RECORDS TO PROCESS:
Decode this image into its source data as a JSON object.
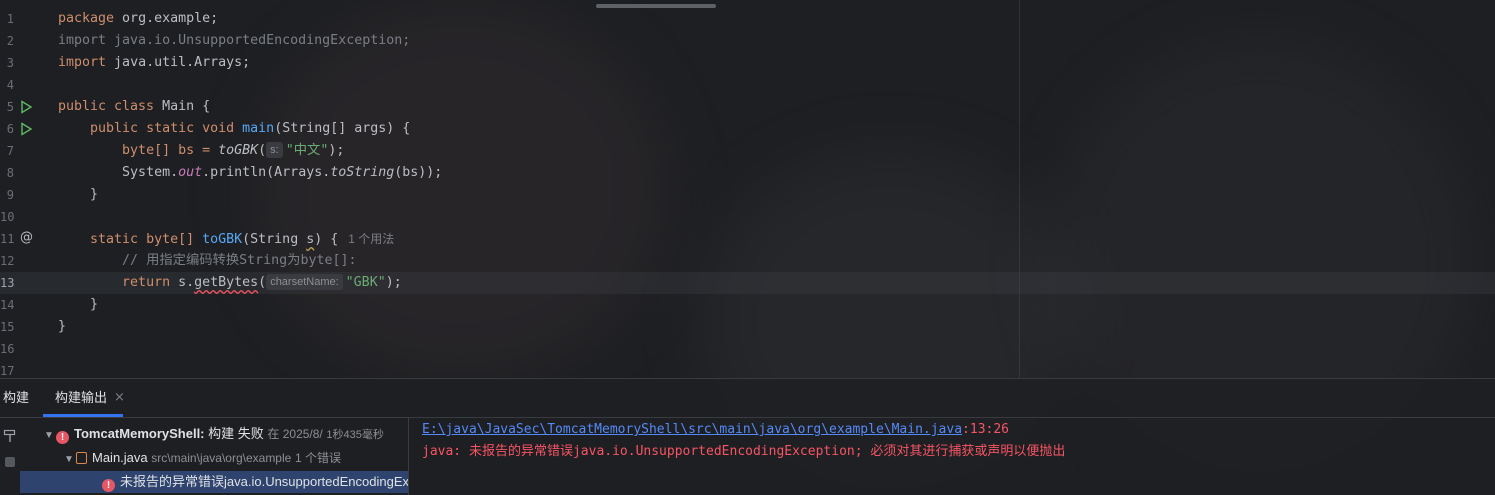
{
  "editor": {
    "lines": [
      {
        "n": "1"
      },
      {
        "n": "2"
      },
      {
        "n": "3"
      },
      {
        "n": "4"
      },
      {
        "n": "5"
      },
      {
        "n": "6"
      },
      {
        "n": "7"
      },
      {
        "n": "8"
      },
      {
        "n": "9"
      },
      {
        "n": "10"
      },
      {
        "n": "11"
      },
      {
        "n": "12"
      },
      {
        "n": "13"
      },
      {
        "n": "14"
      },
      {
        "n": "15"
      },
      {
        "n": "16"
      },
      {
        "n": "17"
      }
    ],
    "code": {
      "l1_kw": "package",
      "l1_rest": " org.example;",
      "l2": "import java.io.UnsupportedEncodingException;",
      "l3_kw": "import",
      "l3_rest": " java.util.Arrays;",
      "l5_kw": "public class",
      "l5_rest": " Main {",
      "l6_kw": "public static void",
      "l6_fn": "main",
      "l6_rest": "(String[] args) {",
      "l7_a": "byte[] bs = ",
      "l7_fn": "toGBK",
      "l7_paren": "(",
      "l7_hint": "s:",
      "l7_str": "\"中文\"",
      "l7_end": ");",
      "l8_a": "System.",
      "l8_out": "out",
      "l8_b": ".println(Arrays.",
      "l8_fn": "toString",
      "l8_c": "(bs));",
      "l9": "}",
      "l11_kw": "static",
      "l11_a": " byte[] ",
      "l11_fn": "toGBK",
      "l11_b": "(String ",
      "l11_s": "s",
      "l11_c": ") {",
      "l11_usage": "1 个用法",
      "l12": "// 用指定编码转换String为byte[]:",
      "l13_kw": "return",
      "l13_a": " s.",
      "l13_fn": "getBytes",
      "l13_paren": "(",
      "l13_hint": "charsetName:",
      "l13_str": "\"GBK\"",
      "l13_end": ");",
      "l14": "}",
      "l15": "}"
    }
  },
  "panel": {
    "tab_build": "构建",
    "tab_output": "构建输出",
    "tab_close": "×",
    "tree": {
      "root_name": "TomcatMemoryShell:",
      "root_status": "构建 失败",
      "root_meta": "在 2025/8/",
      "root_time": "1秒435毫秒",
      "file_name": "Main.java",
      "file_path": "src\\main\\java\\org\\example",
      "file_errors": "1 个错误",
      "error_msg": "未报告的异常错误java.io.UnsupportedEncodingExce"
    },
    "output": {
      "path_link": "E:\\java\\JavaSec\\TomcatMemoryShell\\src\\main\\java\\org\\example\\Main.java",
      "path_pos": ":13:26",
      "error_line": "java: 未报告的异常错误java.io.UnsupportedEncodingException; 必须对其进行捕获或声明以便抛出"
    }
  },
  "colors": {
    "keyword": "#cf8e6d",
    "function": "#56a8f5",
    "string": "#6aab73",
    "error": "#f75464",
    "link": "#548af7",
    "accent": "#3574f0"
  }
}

EXERCISE: Write out again every line above exactly as given; the pictures do not belong in the copy.

EXPECTED ANSWER:
Decode this image into its source data as a JSON object.
{
  "editor": {
    "lines": [
      {
        "n": "1"
      },
      {
        "n": "2"
      },
      {
        "n": "3"
      },
      {
        "n": "4"
      },
      {
        "n": "5"
      },
      {
        "n": "6"
      },
      {
        "n": "7"
      },
      {
        "n": "8"
      },
      {
        "n": "9"
      },
      {
        "n": "10"
      },
      {
        "n": "11"
      },
      {
        "n": "12"
      },
      {
        "n": "13"
      },
      {
        "n": "14"
      },
      {
        "n": "15"
      },
      {
        "n": "16"
      },
      {
        "n": "17"
      }
    ],
    "code": {
      "l1_kw": "package",
      "l1_rest": " org.example;",
      "l2": "import java.io.UnsupportedEncodingException;",
      "l3_kw": "import",
      "l3_rest": " java.util.Arrays;",
      "l5_kw": "public class",
      "l5_rest": " Main {",
      "l6_kw": "public static void",
      "l6_fn": "main",
      "l6_rest": "(String[] args) {",
      "l7_a": "byte[] bs = ",
      "l7_fn": "toGBK",
      "l7_paren": "(",
      "l7_hint": "s:",
      "l7_str": "\"中文\"",
      "l7_end": ");",
      "l8_a": "System.",
      "l8_out": "out",
      "l8_b": ".println(Arrays.",
      "l8_fn": "toString",
      "l8_c": "(bs));",
      "l9": "}",
      "l11_kw": "static",
      "l11_a": " byte[] ",
      "l11_fn": "toGBK",
      "l11_b": "(String ",
      "l11_s": "s",
      "l11_c": ") {",
      "l11_usage": "1 个用法",
      "l12": "// 用指定编码转换String为byte[]:",
      "l13_kw": "return",
      "l13_a": " s.",
      "l13_fn": "getBytes",
      "l13_paren": "(",
      "l13_hint": "charsetName:",
      "l13_str": "\"GBK\"",
      "l13_end": ");",
      "l14": "}",
      "l15": "}"
    }
  },
  "panel": {
    "tab_build": "构建",
    "tab_output": "构建输出",
    "tab_close": "×",
    "tree": {
      "root_name": "TomcatMemoryShell:",
      "root_status": "构建 失败",
      "root_meta": "在 2025/8/",
      "root_time": "1秒435毫秒",
      "file_name": "Main.java",
      "file_path": "src\\main\\java\\org\\example",
      "file_errors": "1 个错误",
      "error_msg": "未报告的异常错误java.io.UnsupportedEncodingExce"
    },
    "output": {
      "path_link": "E:\\java\\JavaSec\\TomcatMemoryShell\\src\\main\\java\\org\\example\\Main.java",
      "path_pos": ":13:26",
      "error_line": "java: 未报告的异常错误java.io.UnsupportedEncodingException; 必须对其进行捕获或声明以便抛出"
    }
  },
  "colors": {
    "keyword": "#cf8e6d",
    "function": "#56a8f5",
    "string": "#6aab73",
    "error": "#f75464",
    "link": "#548af7",
    "accent": "#3574f0"
  }
}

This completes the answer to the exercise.